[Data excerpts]

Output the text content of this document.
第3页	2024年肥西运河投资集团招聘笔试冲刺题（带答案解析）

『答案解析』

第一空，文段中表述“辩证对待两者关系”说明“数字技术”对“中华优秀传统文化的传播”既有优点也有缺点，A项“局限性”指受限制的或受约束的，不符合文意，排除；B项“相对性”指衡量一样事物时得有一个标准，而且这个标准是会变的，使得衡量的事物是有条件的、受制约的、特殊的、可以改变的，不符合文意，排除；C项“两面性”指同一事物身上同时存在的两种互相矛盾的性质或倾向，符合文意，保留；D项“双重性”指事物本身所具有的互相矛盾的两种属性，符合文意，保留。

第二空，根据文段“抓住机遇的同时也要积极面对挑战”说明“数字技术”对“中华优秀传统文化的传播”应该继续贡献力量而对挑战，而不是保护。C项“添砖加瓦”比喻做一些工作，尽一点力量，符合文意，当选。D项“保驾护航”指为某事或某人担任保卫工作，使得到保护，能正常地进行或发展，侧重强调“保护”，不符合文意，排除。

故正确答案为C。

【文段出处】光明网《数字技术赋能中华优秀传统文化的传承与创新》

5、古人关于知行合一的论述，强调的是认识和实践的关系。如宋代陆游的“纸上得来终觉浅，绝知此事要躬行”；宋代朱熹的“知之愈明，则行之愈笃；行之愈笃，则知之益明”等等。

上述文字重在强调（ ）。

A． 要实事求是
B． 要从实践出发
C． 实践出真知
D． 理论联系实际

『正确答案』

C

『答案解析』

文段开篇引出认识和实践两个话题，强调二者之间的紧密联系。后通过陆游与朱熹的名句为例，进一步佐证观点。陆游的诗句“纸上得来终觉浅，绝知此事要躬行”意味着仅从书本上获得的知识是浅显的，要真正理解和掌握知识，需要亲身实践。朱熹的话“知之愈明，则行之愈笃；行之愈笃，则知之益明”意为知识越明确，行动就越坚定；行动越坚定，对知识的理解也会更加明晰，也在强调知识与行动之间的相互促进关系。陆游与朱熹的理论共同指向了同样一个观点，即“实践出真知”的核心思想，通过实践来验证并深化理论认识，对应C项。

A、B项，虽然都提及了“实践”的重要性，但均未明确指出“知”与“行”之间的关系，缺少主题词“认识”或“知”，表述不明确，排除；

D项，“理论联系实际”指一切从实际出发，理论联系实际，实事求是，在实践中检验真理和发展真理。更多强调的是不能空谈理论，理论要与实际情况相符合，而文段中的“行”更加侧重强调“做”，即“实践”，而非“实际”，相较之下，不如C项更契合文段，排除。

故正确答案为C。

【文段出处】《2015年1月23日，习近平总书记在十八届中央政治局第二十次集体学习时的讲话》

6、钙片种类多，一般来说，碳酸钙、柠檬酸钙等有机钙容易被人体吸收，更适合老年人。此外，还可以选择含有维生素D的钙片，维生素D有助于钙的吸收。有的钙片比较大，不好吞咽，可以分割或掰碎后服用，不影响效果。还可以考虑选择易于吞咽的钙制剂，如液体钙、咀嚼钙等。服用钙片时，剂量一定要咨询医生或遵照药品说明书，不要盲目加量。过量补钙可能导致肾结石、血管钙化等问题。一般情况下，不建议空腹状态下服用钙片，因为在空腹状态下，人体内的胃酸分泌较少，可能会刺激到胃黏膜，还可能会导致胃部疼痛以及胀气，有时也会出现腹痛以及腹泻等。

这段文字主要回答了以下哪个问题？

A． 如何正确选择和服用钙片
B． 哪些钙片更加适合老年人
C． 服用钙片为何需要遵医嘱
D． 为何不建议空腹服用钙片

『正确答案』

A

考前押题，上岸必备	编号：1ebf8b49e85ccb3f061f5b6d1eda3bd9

INSTRUCTION »
Transcribe the material exactly as it reads.

CORRECT RESPONSE »
Output the text content of this document.
第3页	2024年肥西运河投资集团招聘笔试冲刺题（带答案解析）

『答案解析』

第一空，文段中表述“辩证对待两者关系”说明“数字技术”对“中华优秀传统文化的传播”既有优点也有缺点，A项“局限性”指受限制的或受约束的，不符合文意，排除；B项“相对性”指衡量一样事物时得有一个标准，而且这个标准是会变的，使得衡量的事物是有条件的、受制约的、特殊的、可以改变的，不符合文意，排除；C项“两面性”指同一事物身上同时存在的两种互相矛盾的性质或倾向，符合文意，保留；D项“双重性”指事物本身所具有的互相矛盾的两种属性，符合文意，保留。

第二空，根据文段“抓住机遇的同时也要积极面对挑战”说明“数字技术”对“中华优秀传统文化的传播”应该继续贡献力量而对挑战，而不是保护。C项“添砖加瓦”比喻做一些工作，尽一点力量，符合文意，当选。D项“保驾护航”指为某事或某人担任保卫工作，使得到保护，能正常地进行或发展，侧重强调“保护”，不符合文意，排除。

故正确答案为C。

【文段出处】光明网《数字技术赋能中华优秀传统文化的传承与创新》

5、古人关于知行合一的论述，强调的是认识和实践的关系。如宋代陆游的“纸上得来终觉浅，绝知此事要躬行”；宋代朱熹的“知之愈明，则行之愈笃；行之愈笃，则知之益明”等等。

上述文字重在强调（ ）。

A． 要实事求是
B． 要从实践出发
C． 实践出真知
D． 理论联系实际

『正确答案』

C

『答案解析』

文段开篇引出认识和实践两个话题，强调二者之间的紧密联系。后通过陆游与朱熹的名句为例，进一步佐证观点。陆游的诗句“纸上得来终觉浅，绝知此事要躬行”意味着仅从书本上获得的知识是浅显的，要真正理解和掌握知识，需要亲身实践。朱熹的话“知之愈明，则行之愈笃；行之愈笃，则知之益明”意为知识越明确，行动就越坚定；行动越坚定，对知识的理解也会更加明晰，也在强调知识与行动之间的相互促进关系。陆游与朱熹的理论共同指向了同样一个观点，即“实践出真知”的核心思想，通过实践来验证并深化理论认识，对应C项。

A、B项，虽然都提及了“实践”的重要性，但均未明确指出“知”与“行”之间的关系，缺少主题词“认识”或“知”，表述不明确，排除；

D项，“理论联系实际”指一切从实际出发，理论联系实际，实事求是，在实践中检验真理和发展真理。更多强调的是不能空谈理论，理论要与实际情况相符合，而文段中的“行”更加侧重强调“做”，即“实践”，而非“实际”，相较之下，不如C项更契合文段，排除。

故正确答案为C。

【文段出处】《2015年1月23日，习近平总书记在十八届中央政治局第二十次集体学习时的讲话》

6、钙片种类多，一般来说，碳酸钙、柠檬酸钙等有机钙容易被人体吸收，更适合老年人。此外，还可以选择含有维生素D的钙片，维生素D有助于钙的吸收。有的钙片比较大，不好吞咽，可以分割或掰碎后服用，不影响效果。还可以考虑选择易于吞咽的钙制剂，如液体钙、咀嚼钙等。服用钙片时，剂量一定要咨询医生或遵照药品说明书，不要盲目加量。过量补钙可能导致肾结石、血管钙化等问题。一般情况下，不建议空腹状态下服用钙片，因为在空腹状态下，人体内的胃酸分泌较少，可能会刺激到胃黏膜，还可能会导致胃部疼痛以及胀气，有时也会出现腹痛以及腹泻等。

这段文字主要回答了以下哪个问题？

A． 如何正确选择和服用钙片
B． 哪些钙片更加适合老年人
C． 服用钙片为何需要遵医嘱
D． 为何不建议空腹服用钙片

『正确答案』

A

考前押题，上岸必备	编号：1ebf8b49e85ccb3f061f5b6d1eda3bd9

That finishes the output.